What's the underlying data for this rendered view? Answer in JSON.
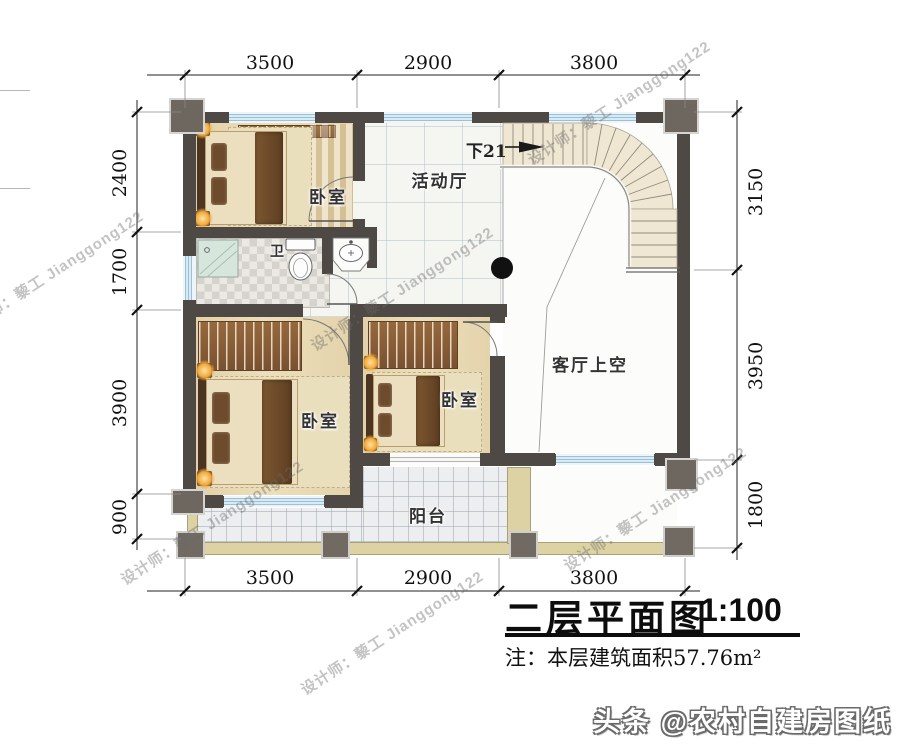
{
  "watermark": {
    "text": "设计师：藜工 Jianggong122"
  },
  "credit": {
    "text": "头条 @农村自建房图纸"
  },
  "plan": {
    "rooms": {
      "bedroom_top": "卧室",
      "bedroom_left": "卧室",
      "bedroom_mid": "卧室",
      "hall": "活动厅",
      "bath": "卫",
      "living_void": "客厅上空",
      "balcony": "阳台"
    },
    "stair_note": "下21"
  },
  "dimensions": {
    "top": [
      "3500",
      "2900",
      "3800"
    ],
    "bottom": [
      "3500",
      "2900",
      "3800"
    ],
    "left": [
      "2400",
      "1700",
      "3900",
      "900"
    ],
    "right": [
      "3150",
      "3950",
      "1800"
    ]
  },
  "titleblock": {
    "title": "二层平面图",
    "scale": "1:100",
    "note": "注：本层建筑面积57.76m²"
  },
  "colors": {
    "wall": "#4e4944",
    "window_glass": "#cfe2ee",
    "parapet": "#dcd2a4",
    "floor_wood": "#e7d7b2",
    "stair_tread": "#f0e7d2",
    "lamp_glow": "#f0a83c"
  }
}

+++++

TO BE DONE: Look through the entries above; copy each line where the string "text" appears.

THE REPLY:
    "text": "设计师：藜工 Jianggong122"
    "text": "头条 @农村自建房图纸"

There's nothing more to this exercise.